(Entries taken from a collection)
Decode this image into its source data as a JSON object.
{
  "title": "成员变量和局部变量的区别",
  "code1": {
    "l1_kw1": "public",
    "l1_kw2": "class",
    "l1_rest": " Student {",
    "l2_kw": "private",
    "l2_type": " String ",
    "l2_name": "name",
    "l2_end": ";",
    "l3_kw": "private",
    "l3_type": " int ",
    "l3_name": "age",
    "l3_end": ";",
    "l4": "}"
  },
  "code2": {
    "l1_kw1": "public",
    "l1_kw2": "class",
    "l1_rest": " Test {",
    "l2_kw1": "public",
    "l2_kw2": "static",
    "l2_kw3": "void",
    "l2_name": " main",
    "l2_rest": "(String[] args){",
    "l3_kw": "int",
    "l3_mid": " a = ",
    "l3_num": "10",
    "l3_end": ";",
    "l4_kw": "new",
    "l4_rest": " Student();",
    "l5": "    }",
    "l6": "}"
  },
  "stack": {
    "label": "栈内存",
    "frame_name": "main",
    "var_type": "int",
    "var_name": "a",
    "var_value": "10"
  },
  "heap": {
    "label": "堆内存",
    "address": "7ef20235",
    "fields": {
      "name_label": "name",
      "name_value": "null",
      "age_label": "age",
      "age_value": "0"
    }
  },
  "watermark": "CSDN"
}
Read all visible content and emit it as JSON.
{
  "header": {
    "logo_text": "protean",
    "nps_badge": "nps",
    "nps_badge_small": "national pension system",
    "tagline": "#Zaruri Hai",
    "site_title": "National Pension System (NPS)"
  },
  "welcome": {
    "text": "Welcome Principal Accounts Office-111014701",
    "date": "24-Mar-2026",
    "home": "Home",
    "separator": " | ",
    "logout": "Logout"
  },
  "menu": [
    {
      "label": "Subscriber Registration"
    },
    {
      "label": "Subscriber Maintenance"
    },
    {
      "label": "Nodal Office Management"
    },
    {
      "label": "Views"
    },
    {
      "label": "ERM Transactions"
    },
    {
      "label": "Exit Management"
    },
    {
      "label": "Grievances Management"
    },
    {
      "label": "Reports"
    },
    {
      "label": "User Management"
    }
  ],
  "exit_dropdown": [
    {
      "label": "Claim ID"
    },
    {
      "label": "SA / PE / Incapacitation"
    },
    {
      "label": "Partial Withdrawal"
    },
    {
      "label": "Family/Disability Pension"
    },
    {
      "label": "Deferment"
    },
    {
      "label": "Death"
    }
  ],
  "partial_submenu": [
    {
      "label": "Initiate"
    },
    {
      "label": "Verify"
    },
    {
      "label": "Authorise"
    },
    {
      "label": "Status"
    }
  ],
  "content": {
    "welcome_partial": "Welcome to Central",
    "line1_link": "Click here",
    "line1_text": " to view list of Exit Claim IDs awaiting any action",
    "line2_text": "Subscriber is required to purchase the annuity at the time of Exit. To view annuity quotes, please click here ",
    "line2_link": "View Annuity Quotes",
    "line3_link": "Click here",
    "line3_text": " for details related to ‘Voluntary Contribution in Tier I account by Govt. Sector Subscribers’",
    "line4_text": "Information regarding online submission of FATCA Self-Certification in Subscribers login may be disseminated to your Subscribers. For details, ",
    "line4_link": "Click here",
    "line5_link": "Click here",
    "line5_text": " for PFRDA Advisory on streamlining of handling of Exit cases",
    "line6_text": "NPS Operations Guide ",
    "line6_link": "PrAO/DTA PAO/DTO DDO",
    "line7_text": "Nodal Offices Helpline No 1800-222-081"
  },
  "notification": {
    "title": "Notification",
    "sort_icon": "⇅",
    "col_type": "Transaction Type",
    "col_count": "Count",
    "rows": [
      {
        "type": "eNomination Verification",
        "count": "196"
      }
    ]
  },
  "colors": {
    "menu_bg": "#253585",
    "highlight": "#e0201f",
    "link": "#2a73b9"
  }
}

Job: Reply with nothing but the number of lines that contain the word "content".

Reply to the exercise: 2